Collected data entries:
===

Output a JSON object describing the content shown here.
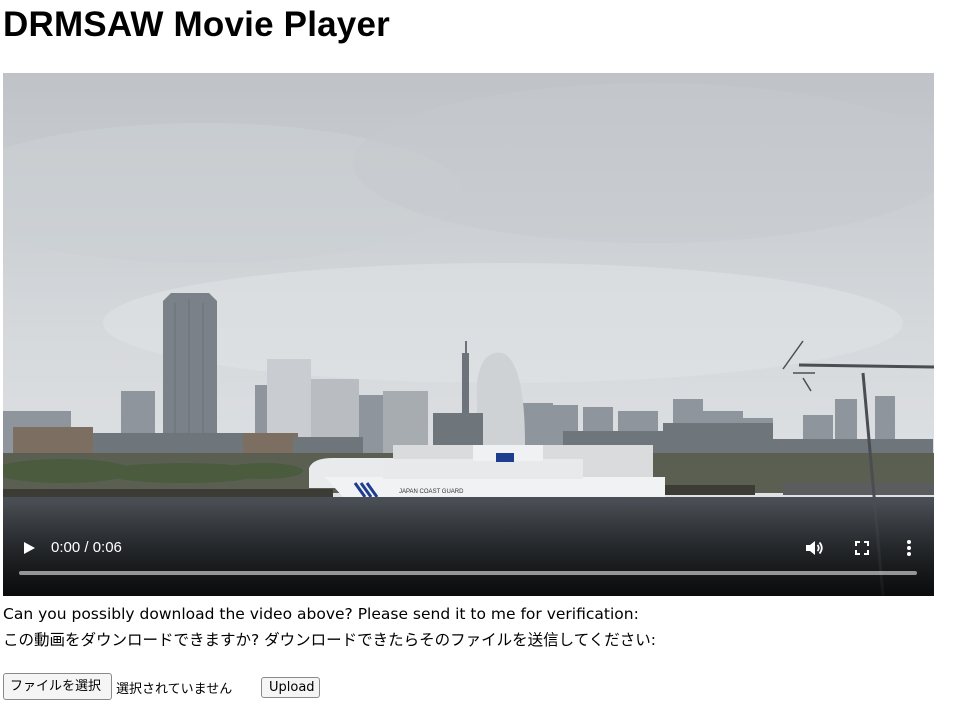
{
  "page": {
    "title": "DRMSAW Movie Player"
  },
  "video": {
    "time_display": "0:00 / 0:06",
    "progress_fraction": 0,
    "controls": {
      "play_icon": "play-icon",
      "volume_icon": "volume-icon",
      "fullscreen_icon": "fullscreen-icon",
      "more_icon": "more-vertical-icon"
    },
    "ship_hull_text": "JAPAN COAST GUARD"
  },
  "instructions": {
    "english": "Can you possibly download the video above? Please send it to me for verification:",
    "japanese": "この動画をダウンロードできますか? ダウンロードできたらそのファイルを送信してください:"
  },
  "upload": {
    "choose_button_label": "ファイルを選択",
    "no_file_text": "選択されていません",
    "upload_button_label": "Upload"
  }
}
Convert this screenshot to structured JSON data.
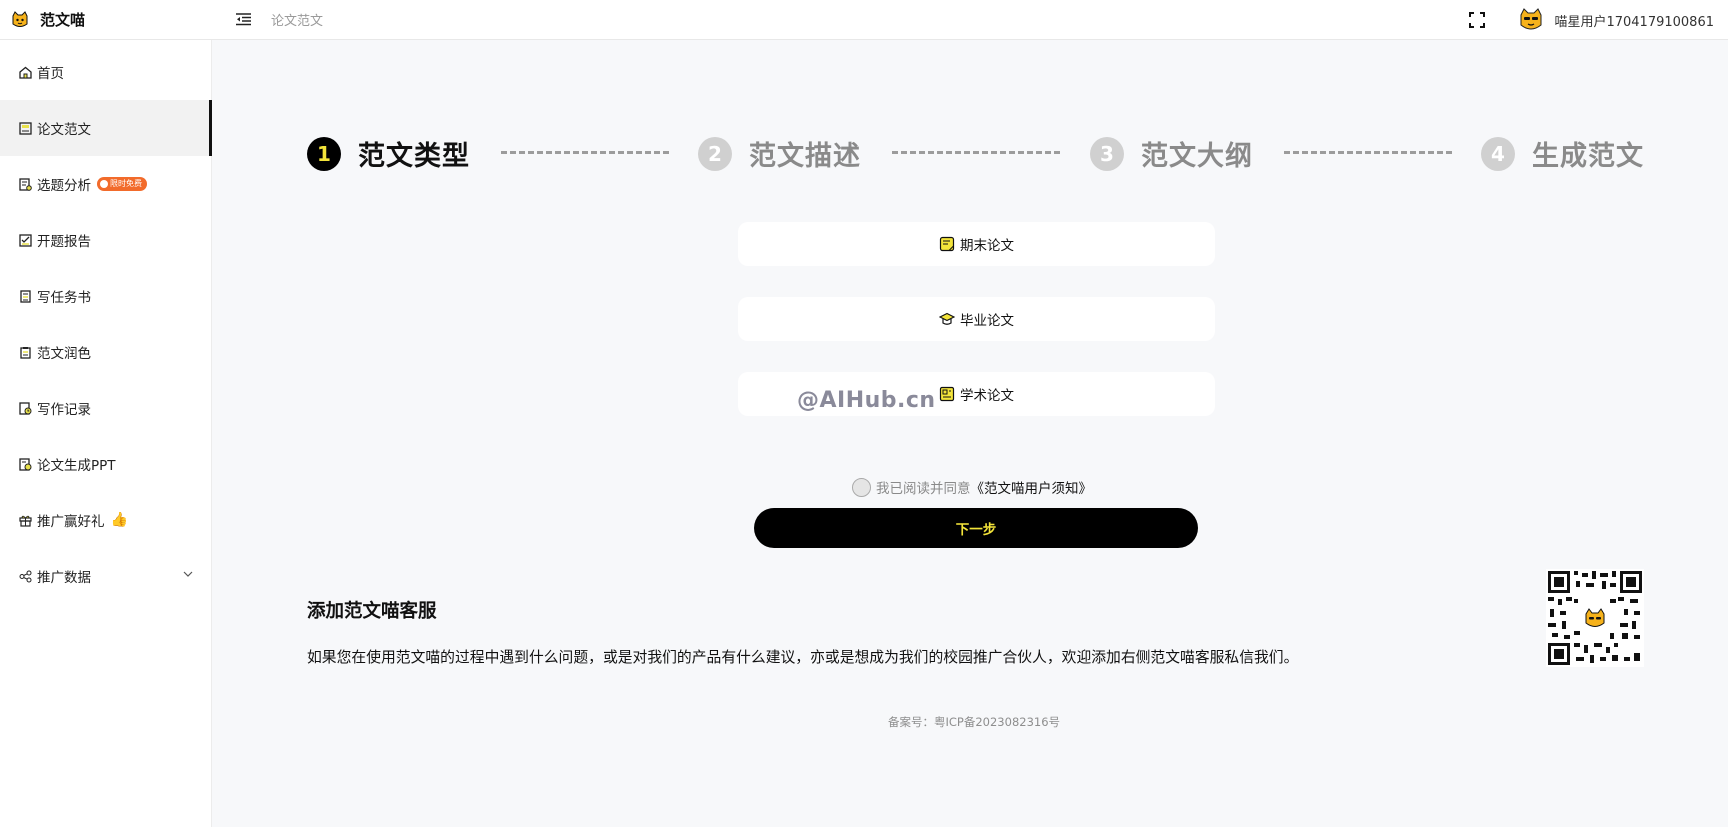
{
  "header": {
    "app_name": "范文喵",
    "breadcrumb": "论文范文",
    "username": "喵星用户1704179100861"
  },
  "sidebar": {
    "items": [
      {
        "label": "首页",
        "icon": "home-icon"
      },
      {
        "label": "论文范文",
        "icon": "document-icon",
        "active": true
      },
      {
        "label": "选题分析",
        "icon": "topic-icon",
        "badge": "限时免费"
      },
      {
        "label": "开题报告",
        "icon": "checklist-icon"
      },
      {
        "label": "写任务书",
        "icon": "task-icon"
      },
      {
        "label": "范文润色",
        "icon": "polish-icon"
      },
      {
        "label": "写作记录",
        "icon": "history-icon"
      },
      {
        "label": "论文生成PPT",
        "icon": "ppt-icon"
      },
      {
        "label": "推广赢好礼",
        "icon": "gift-icon",
        "emoji": "👍"
      },
      {
        "label": "推广数据",
        "icon": "share-icon",
        "expandable": true
      }
    ]
  },
  "steps": [
    {
      "num": "1",
      "label": "范文类型",
      "active": true
    },
    {
      "num": "2",
      "label": "范文描述",
      "active": false
    },
    {
      "num": "3",
      "label": "范文大纲",
      "active": false
    },
    {
      "num": "4",
      "label": "生成范文",
      "active": false
    }
  ],
  "options": [
    {
      "label": "期末论文",
      "icon": "note-icon"
    },
    {
      "label": "毕业论文",
      "icon": "graduation-cap-icon"
    },
    {
      "label": "学术论文",
      "icon": "academic-icon"
    }
  ],
  "watermark": "@AIHub.cn",
  "agreement": {
    "text": "我已阅读并同意",
    "link": "《范文喵用户须知》"
  },
  "next_button": "下一步",
  "support": {
    "title": "添加范文喵客服",
    "description": "如果您在使用范文喵的过程中遇到什么问题，或是对我们的产品有什么建议，亦或是想成为我们的校园推广合伙人，欢迎添加右侧范文喵客服私信我们。"
  },
  "footer": {
    "icp": "备案号：粤ICP备2023082316号"
  },
  "colors": {
    "accent_yellow": "#f3e43a",
    "badge_orange": "#f26b2b",
    "background": "#f7f8fa"
  }
}
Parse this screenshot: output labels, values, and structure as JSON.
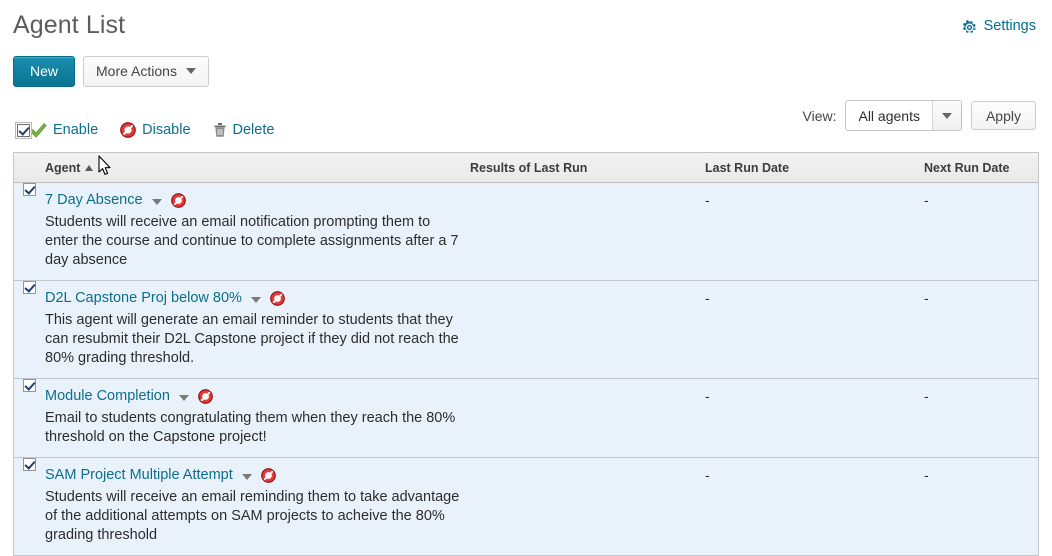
{
  "header": {
    "title": "Agent List",
    "settings_label": "Settings",
    "settings_icon": "gear-icon"
  },
  "toolbar": {
    "new_label": "New",
    "more_actions_label": "More Actions",
    "more_actions_icon": "chevron-down-icon"
  },
  "view_bar": {
    "view_label": "View:",
    "selected_value": "All agents",
    "dropdown_icon": "chevron-down-icon",
    "apply_label": "Apply"
  },
  "actions": {
    "select_all_checked": true,
    "enable_label": "Enable",
    "enable_icon": "green-check-icon",
    "disable_label": "Disable",
    "disable_icon": "red-ban-icon",
    "delete_label": "Delete",
    "delete_icon": "trash-icon"
  },
  "table": {
    "columns": {
      "agent": "Agent",
      "sort_direction": "ascending",
      "results_of_last_run": "Results of Last Run",
      "last_run_date": "Last Run Date",
      "next_run_date": "Next Run Date"
    },
    "rows": [
      {
        "checked": true,
        "name": "7 Day Absence",
        "dropdown_icon": "chevron-down-icon",
        "status_icon": "red-ban-icon",
        "description": "Students will receive an email notification prompting them to enter the course and continue to complete assignments after a 7 day absence",
        "results_of_last_run": "",
        "last_run_date": "-",
        "next_run_date": "-"
      },
      {
        "checked": true,
        "name": "D2L Capstone Proj below 80%",
        "dropdown_icon": "chevron-down-icon",
        "status_icon": "red-ban-icon",
        "description": "This agent will generate an email reminder to students that they can resubmit their D2L Capstone project if they did not reach the 80% grading threshold.",
        "results_of_last_run": "",
        "last_run_date": "-",
        "next_run_date": "-"
      },
      {
        "checked": true,
        "name": "Module Completion",
        "dropdown_icon": "chevron-down-icon",
        "status_icon": "red-ban-icon",
        "description": "Email to students congratulating them when they reach the 80% threshold on the Capstone project!",
        "results_of_last_run": "",
        "last_run_date": "-",
        "next_run_date": "-"
      },
      {
        "checked": true,
        "name": "SAM Project Multiple Attempt",
        "dropdown_icon": "chevron-down-icon",
        "status_icon": "red-ban-icon",
        "description": "Students will receive an email reminding them to take advantage of the additional attempts on SAM projects to acheive the 80% grading threshold",
        "results_of_last_run": "",
        "last_run_date": "-",
        "next_run_date": "-"
      }
    ]
  },
  "colors": {
    "accent_link": "#0d6e8c",
    "primary_button": "#12809f",
    "row_background": "#e9f2fb",
    "header_background": "#eeeeee",
    "danger": "#d9252a",
    "success": "#7cb342"
  }
}
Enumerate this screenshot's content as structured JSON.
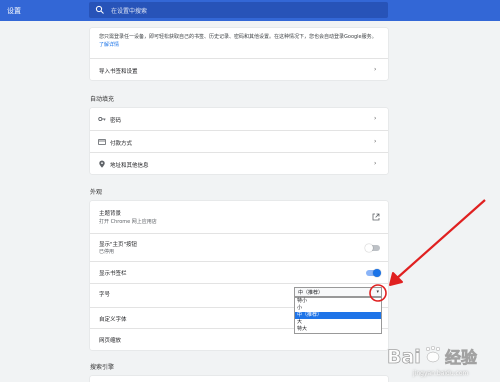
{
  "header": {
    "title": "设置",
    "search_placeholder": "在设置中搜索"
  },
  "account": {
    "description": "您只需登录任一设备，即可轻松获取自己的书签、历史记录、密码和其他设置。在这种情况下，您也会自动登录Google服务。",
    "learn_more": "了解详情",
    "import_label": "导入书签和设置"
  },
  "autofill": {
    "section_title": "自动填充",
    "items": [
      {
        "label": "密码",
        "icon": "key-icon"
      },
      {
        "label": "付款方式",
        "icon": "credit-card-icon"
      },
      {
        "label": "地址和其他信息",
        "icon": "location-pin-icon"
      }
    ]
  },
  "appearance": {
    "section_title": "外观",
    "theme_title": "主题背景",
    "theme_sub": "打开 Chrome 网上应用店",
    "home_title": "显示\"主页\"按钮",
    "home_sub": "已停用",
    "home_toggle": "off",
    "bookmarks_bar": "显示书签栏",
    "bookmarks_toggle": "on",
    "font_size_label": "字号",
    "font_size_selected": "中（推荐）",
    "font_size_options": [
      "特小",
      "小",
      "中（推荐）",
      "大",
      "特大"
    ],
    "custom_fonts": "自定义字体",
    "page_zoom": "网页缩放"
  },
  "search_engine": {
    "section_title": "搜索引擎"
  },
  "colors": {
    "header": "#3367d6",
    "accent": "#1a73e8",
    "annotation": "#e02020"
  },
  "watermark": {
    "brand": "Bai经验",
    "site": "jingyan.baidu.com"
  }
}
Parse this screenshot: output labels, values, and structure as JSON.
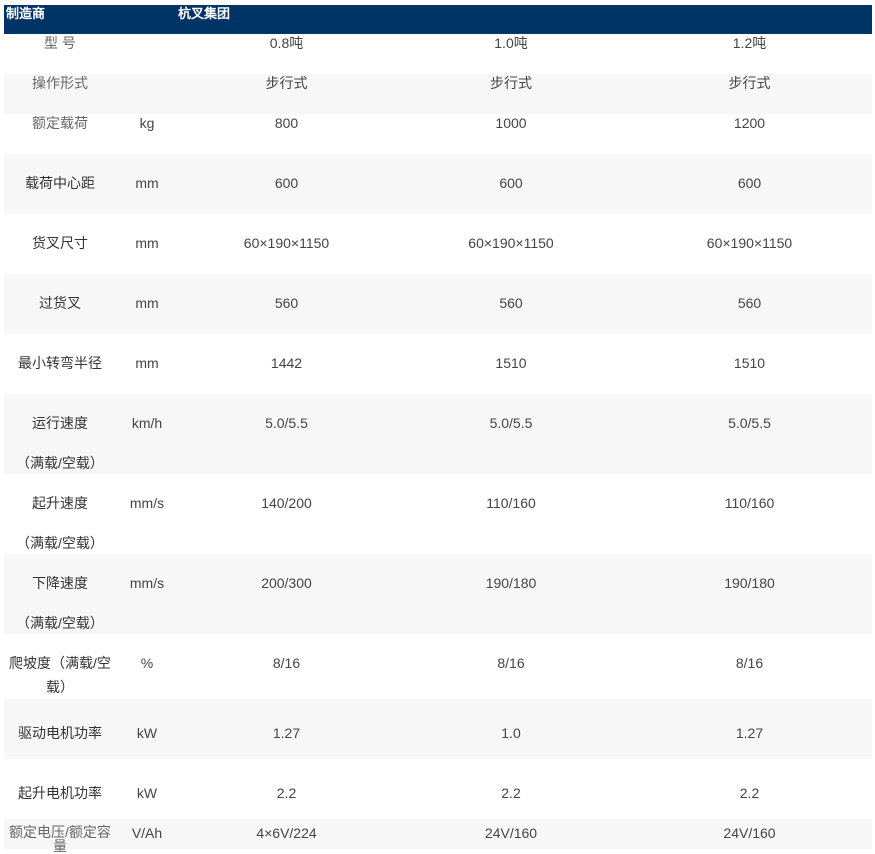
{
  "header": {
    "label": "制造商",
    "value": "杭叉集团"
  },
  "rows": [
    {
      "name": [
        "型 号"
      ],
      "unit": "",
      "v1": "0.8吨",
      "v2": "1.0吨",
      "v3": "1.2吨"
    },
    {
      "name": [
        "操作形式"
      ],
      "unit": "",
      "v1": "步行式",
      "v2": "步行式",
      "v3": "步行式"
    },
    {
      "name": [
        "额定载荷"
      ],
      "unit": "kg",
      "v1": "800",
      "v2": "1000",
      "v3": "1200"
    },
    {
      "name": [
        "载荷中心距"
      ],
      "unit": "mm",
      "v1": "600",
      "v2": "600",
      "v3": "600"
    },
    {
      "name": [
        "货叉尺寸"
      ],
      "unit": "mm",
      "v1": "60×190×1150",
      "v2": "60×190×1150",
      "v3": "60×190×1150"
    },
    {
      "name": [
        "过货叉"
      ],
      "unit": "mm",
      "v1": "560",
      "v2": "560",
      "v3": "560"
    },
    {
      "name": [
        "最小转弯半径"
      ],
      "unit": "mm",
      "v1": "1442",
      "v2": "1510",
      "v3": "1510"
    },
    {
      "name": [
        "运行速度",
        "（满载/空载）"
      ],
      "unit": "km/h",
      "v1": "5.0/5.5",
      "v2": "5.0/5.5",
      "v3": "5.0/5.5"
    },
    {
      "name": [
        "起升速度",
        "（满载/空载）"
      ],
      "unit": "mm/s",
      "v1": "140/200",
      "v2": "110/160",
      "v3": "110/160"
    },
    {
      "name": [
        "下降速度",
        "（满载/空载）"
      ],
      "unit": "mm/s",
      "v1": "200/300",
      "v2": "190/180",
      "v3": "190/180"
    },
    {
      "name": [
        "爬坡度（满载/空",
        "载）"
      ],
      "unit": "%",
      "v1": "8/16",
      "v2": "8/16",
      "v3": "8/16"
    },
    {
      "name": [
        "驱动电机功率"
      ],
      "unit": "kW",
      "v1": "1.27",
      "v2": "1.0",
      "v3": "1.27"
    },
    {
      "name": [
        "起升电机功率"
      ],
      "unit": "kW",
      "v1": "2.2",
      "v2": "2.2",
      "v3": "2.2"
    },
    {
      "name": [
        "额定电压/额定容",
        "量"
      ],
      "unit": "V/Ah",
      "v1": "4×6V/224",
      "v2": "24V/160",
      "v3": "24V/160"
    }
  ]
}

===

PROBLEM TO SOLVE: Identify the lines that contain the string "they", and copy every one of them.

RESULT OF THE TASK:
        "description": "This agent will generate an email reminder to students that they can resubmit their D2L Capstone project if they did not reach the 80% grading threshold.",
        "description": "Email to students congratulating them when they reach the 80% threshold on the Capstone project!",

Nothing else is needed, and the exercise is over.